##### Selected excerpt

President Clinton honors outstanding young scientists
Three assistant professors in the schools of Engineering and Medicine were among the 60 young researchers named by President Clinton last week as recipients of Presidential Early Career Awards for Scientists and Engineers. These awards, established by Clinton in 1996, represent the highest honor bestowed by the United States government on young professionals at the outset of their independent research careers.
Eight federal departments and agencies join together annually to nominate the most meritorious young scientists and engineers who will broadly advance the science and technology that will be of the greatest benefit to fulfilling the agencies' missions. Cauwenberghs was nominated by the Department of Defense; Seydoux and Wang, by Health and Human Services. The recipients receive up to a five-year research grant to further their study in support of critical government missions.
"They will do much to shape our society and advance our national interests in the 21st century," Clinton said.
The awards were presented April 12 in a White House ceremony.
New page on JHUniverse lets users tune in to events
Missed that lecture? Wanted to see the cast and crew from the hit show E.R. but you were out of town? JHUniverse just might be able to help.
Debuting this week is a new page called "VirtuallyLive@Hopkins," which contains a selection of Hopkins-related events that were recorded and can be seen at www.jhu.edu/news_info/news/audio-video.

##########
##### Provided records

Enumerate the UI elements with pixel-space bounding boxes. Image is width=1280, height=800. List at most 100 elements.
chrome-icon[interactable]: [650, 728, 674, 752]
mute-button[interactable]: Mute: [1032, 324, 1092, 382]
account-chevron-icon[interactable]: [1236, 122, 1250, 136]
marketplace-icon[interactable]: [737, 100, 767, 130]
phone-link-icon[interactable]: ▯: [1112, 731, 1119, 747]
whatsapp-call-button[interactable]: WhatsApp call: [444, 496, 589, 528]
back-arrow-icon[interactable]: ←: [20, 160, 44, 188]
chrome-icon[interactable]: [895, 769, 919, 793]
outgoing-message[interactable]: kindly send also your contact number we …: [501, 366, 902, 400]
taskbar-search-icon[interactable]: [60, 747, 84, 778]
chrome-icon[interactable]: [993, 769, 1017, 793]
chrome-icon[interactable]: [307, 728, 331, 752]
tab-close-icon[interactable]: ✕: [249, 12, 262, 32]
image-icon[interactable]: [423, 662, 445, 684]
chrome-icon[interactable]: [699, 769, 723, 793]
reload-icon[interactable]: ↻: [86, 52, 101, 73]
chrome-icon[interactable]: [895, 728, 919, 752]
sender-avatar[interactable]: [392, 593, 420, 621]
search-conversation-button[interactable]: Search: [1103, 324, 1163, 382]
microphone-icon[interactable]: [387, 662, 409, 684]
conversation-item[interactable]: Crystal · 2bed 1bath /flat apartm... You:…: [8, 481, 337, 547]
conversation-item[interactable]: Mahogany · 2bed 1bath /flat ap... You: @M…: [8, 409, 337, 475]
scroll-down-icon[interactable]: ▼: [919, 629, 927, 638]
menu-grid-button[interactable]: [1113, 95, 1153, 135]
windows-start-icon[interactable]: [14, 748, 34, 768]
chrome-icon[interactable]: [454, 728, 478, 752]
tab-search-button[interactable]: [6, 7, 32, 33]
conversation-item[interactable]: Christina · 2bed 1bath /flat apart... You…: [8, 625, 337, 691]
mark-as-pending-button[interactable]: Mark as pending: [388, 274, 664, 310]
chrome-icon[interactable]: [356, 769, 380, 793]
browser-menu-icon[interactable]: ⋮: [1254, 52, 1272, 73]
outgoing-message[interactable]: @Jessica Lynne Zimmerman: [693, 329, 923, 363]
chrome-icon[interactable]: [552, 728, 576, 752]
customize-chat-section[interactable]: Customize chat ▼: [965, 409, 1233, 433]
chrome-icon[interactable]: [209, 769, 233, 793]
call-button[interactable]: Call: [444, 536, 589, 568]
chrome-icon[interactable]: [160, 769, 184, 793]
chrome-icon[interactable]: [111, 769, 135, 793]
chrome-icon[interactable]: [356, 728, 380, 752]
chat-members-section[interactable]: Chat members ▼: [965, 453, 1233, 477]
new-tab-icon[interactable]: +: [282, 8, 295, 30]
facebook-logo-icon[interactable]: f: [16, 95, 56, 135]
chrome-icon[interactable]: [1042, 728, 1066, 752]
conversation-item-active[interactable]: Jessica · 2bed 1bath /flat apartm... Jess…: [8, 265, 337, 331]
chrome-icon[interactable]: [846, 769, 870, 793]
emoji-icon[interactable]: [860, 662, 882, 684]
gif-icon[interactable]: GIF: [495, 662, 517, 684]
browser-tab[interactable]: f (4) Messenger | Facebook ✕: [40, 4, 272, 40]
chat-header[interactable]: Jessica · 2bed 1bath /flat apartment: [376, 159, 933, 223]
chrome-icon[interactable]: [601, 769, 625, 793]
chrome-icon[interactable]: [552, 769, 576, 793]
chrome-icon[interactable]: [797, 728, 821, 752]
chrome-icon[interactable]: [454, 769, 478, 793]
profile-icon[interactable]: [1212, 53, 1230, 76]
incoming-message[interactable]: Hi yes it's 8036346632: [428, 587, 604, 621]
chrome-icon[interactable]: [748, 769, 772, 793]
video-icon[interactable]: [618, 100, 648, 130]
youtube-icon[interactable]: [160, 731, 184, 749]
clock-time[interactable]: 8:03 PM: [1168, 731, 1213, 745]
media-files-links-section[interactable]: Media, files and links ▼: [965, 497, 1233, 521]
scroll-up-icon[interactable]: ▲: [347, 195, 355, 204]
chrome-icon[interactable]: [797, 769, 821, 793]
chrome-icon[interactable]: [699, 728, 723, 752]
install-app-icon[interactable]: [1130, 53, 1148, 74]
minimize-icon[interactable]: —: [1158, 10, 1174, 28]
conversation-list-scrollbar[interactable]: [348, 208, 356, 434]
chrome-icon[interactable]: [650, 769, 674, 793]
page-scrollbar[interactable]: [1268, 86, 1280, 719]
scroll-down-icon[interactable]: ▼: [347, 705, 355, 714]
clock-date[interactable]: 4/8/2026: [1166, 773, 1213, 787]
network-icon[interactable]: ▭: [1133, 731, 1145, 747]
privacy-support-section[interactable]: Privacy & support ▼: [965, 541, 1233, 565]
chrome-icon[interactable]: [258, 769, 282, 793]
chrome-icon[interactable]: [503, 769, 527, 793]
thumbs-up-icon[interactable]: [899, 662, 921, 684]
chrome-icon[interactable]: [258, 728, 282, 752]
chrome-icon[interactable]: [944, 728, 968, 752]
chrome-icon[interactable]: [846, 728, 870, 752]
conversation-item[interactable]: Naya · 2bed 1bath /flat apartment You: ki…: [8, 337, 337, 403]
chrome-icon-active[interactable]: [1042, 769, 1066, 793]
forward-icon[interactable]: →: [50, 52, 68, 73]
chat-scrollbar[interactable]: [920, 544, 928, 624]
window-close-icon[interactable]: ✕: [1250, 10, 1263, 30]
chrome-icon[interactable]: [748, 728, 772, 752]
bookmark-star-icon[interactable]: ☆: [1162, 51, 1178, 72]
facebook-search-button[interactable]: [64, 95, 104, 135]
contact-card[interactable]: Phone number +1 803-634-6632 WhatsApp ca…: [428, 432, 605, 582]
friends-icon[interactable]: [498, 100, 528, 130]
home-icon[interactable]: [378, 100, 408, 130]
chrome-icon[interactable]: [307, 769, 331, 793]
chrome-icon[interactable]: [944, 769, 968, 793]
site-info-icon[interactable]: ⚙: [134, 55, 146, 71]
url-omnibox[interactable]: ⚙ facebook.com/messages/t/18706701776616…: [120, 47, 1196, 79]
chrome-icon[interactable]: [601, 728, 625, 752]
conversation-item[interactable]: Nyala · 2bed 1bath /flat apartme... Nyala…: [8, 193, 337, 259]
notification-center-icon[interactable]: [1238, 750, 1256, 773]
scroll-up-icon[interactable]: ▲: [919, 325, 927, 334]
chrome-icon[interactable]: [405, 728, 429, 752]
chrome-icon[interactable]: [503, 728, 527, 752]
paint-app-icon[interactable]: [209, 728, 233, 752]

##########

Condense the paragraph in the news excerpt that begins "Eight federal departments and agencies" into a short bulleted list that keeps its main facts. These records were drawn from a separate source.

- Each year, eight federal departments and agencies jointly nominate meritorious young scientists and engineers whose work will best advance the agencies' missions.
- The Department of Defense nominated Cauwenberghs. Health and Human Services nominated Seydoux and Wang.
- Recipients receive a research grant of up to five years to continue their study in support of critical government missions.